### [Data rows]

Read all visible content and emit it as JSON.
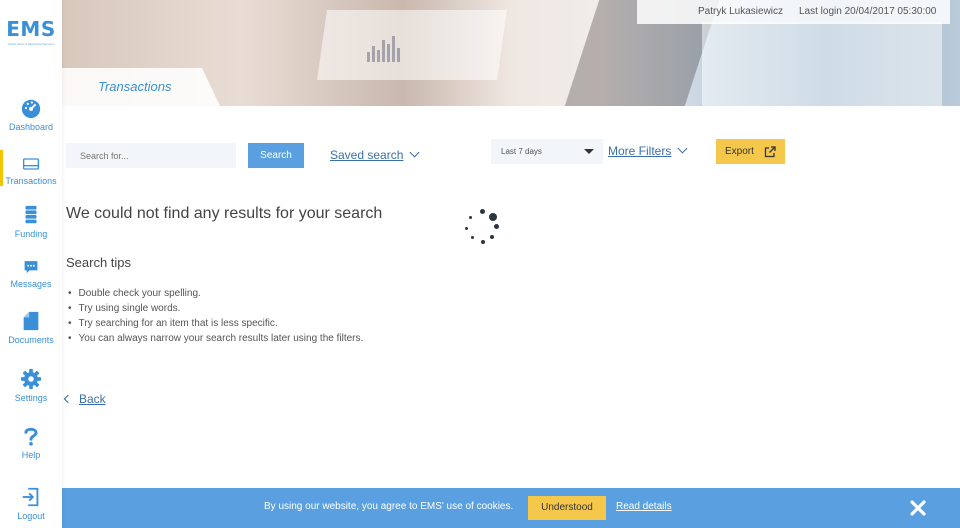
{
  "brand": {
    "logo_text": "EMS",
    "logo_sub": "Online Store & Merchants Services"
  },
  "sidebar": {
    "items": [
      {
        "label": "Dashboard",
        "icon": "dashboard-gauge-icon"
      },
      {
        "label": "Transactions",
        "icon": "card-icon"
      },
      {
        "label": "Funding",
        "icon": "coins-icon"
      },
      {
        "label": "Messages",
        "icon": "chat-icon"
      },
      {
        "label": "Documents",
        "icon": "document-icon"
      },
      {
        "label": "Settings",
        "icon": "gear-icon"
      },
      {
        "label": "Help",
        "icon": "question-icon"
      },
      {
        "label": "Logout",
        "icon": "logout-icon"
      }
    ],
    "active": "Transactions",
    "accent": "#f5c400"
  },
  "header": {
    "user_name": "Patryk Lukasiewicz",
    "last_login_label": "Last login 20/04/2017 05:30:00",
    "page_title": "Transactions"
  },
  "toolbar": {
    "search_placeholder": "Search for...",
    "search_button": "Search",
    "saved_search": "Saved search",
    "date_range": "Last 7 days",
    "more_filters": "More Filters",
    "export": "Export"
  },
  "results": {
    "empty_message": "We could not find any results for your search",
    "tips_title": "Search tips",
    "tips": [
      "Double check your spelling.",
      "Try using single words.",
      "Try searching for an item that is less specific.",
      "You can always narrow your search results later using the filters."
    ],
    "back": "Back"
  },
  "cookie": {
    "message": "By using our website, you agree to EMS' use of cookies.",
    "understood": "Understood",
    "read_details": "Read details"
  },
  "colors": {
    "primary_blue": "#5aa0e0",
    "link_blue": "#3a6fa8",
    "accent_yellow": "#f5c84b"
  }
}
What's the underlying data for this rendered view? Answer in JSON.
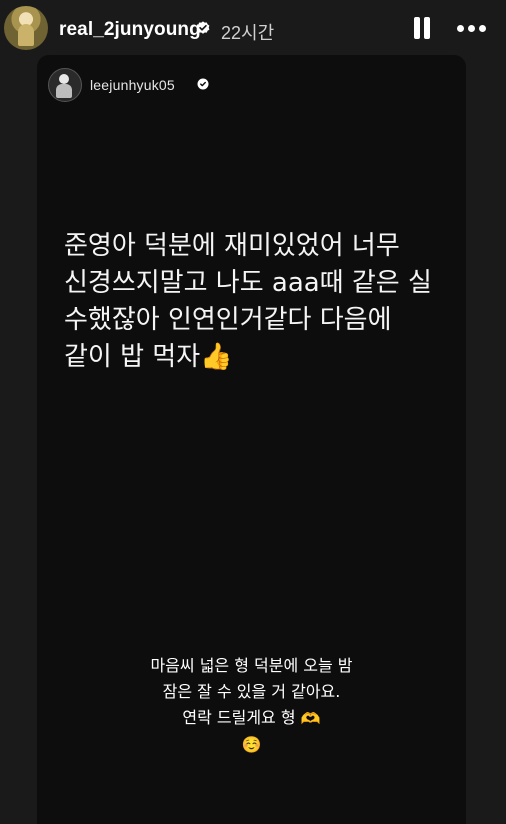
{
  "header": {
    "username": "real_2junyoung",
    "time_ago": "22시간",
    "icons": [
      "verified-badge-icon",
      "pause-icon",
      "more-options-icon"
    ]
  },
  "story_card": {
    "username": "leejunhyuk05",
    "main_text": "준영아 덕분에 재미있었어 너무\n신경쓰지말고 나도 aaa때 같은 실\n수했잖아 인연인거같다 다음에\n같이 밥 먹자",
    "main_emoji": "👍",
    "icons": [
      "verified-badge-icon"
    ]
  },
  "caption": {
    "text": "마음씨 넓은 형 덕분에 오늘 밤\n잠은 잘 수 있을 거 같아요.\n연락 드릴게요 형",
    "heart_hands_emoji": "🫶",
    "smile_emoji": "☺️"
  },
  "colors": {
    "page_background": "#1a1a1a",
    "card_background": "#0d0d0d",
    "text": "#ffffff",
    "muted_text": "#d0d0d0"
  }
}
--
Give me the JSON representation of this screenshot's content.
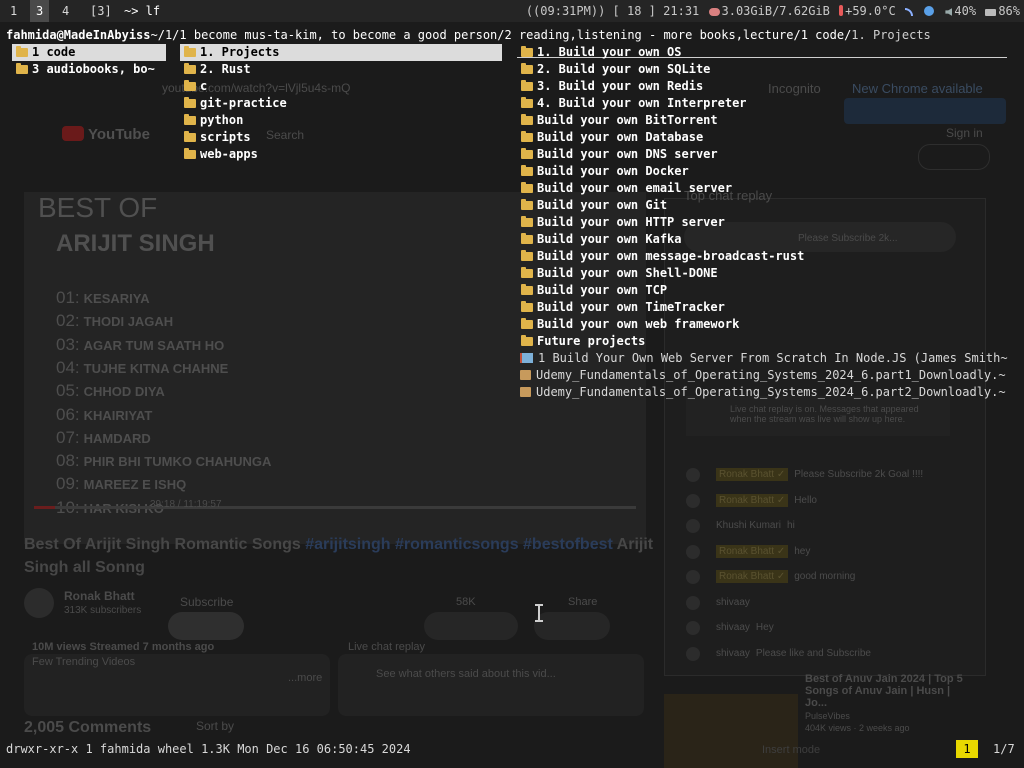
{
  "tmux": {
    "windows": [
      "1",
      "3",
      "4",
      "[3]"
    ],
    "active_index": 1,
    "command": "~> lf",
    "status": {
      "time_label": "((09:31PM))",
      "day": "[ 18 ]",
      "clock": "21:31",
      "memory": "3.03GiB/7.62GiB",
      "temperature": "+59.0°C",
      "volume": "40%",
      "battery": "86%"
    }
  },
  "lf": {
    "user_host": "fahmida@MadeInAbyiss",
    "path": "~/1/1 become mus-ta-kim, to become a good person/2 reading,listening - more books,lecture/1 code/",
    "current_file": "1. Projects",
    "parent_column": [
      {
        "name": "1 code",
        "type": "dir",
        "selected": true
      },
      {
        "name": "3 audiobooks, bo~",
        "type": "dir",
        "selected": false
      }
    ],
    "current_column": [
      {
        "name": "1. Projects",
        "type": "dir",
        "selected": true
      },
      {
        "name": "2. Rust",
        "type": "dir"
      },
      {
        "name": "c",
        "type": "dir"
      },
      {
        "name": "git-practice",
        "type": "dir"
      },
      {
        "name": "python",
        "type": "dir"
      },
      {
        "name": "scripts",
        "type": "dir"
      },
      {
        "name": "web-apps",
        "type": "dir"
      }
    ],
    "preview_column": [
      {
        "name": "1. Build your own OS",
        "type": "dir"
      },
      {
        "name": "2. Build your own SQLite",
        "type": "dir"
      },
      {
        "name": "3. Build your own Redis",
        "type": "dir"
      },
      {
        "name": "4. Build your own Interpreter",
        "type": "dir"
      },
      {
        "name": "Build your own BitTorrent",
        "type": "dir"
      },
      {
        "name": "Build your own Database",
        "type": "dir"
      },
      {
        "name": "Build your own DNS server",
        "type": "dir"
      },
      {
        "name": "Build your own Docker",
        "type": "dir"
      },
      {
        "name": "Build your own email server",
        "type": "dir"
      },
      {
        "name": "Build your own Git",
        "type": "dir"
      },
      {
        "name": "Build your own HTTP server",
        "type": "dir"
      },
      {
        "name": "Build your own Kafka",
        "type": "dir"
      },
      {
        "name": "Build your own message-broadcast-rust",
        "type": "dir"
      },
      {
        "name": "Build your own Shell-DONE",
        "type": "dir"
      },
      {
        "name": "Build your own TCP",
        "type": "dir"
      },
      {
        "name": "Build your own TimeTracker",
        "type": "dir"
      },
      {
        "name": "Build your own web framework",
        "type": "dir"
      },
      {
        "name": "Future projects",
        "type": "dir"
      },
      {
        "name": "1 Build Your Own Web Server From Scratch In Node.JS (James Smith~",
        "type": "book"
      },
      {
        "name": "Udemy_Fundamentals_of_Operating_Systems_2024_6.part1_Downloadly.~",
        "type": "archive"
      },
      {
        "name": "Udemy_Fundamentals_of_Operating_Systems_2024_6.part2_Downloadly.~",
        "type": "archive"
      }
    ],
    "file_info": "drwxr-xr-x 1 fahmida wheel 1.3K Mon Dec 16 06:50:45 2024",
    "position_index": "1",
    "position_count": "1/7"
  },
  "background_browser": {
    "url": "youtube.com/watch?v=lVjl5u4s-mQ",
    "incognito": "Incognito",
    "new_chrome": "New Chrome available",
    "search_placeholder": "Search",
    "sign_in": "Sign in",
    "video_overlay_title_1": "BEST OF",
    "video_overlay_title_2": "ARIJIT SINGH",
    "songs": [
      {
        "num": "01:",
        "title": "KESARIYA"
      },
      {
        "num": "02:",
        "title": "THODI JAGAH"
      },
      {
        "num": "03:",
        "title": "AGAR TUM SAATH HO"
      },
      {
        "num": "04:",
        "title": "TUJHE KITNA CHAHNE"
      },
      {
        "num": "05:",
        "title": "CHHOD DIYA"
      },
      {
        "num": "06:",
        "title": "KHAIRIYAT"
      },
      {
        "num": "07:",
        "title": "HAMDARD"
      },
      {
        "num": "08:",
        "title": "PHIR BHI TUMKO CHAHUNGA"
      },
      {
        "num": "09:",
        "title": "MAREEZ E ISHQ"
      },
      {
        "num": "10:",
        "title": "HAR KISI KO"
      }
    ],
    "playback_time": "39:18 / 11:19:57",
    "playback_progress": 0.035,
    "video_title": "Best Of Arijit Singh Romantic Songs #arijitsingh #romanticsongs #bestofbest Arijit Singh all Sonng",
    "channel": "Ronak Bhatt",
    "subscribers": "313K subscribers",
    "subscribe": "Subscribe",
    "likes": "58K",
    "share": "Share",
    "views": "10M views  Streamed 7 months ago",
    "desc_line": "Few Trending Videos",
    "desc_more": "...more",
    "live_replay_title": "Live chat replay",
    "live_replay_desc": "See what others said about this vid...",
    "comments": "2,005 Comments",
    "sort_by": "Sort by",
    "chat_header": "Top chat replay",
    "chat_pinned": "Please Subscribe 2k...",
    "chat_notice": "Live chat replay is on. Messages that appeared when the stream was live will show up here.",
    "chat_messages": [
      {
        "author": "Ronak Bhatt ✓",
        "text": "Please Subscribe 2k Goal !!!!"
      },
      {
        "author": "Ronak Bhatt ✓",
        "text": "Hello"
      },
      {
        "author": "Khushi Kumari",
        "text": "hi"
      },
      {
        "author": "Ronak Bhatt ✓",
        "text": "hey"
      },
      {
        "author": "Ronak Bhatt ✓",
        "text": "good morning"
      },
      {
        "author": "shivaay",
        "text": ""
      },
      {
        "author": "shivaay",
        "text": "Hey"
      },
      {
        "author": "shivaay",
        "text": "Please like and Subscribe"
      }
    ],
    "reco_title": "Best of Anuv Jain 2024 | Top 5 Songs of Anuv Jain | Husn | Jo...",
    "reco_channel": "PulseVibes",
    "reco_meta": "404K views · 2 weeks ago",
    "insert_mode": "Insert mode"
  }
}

### [The request]
Within the material above, find the lines that contain the word "fahmida"; copy them.

### [Correct response]
    "user_host": "fahmida@MadeInAbyiss",
    "file_info": "drwxr-xr-x 1 fahmida wheel 1.3K Mon Dec 16 06:50:45 2024",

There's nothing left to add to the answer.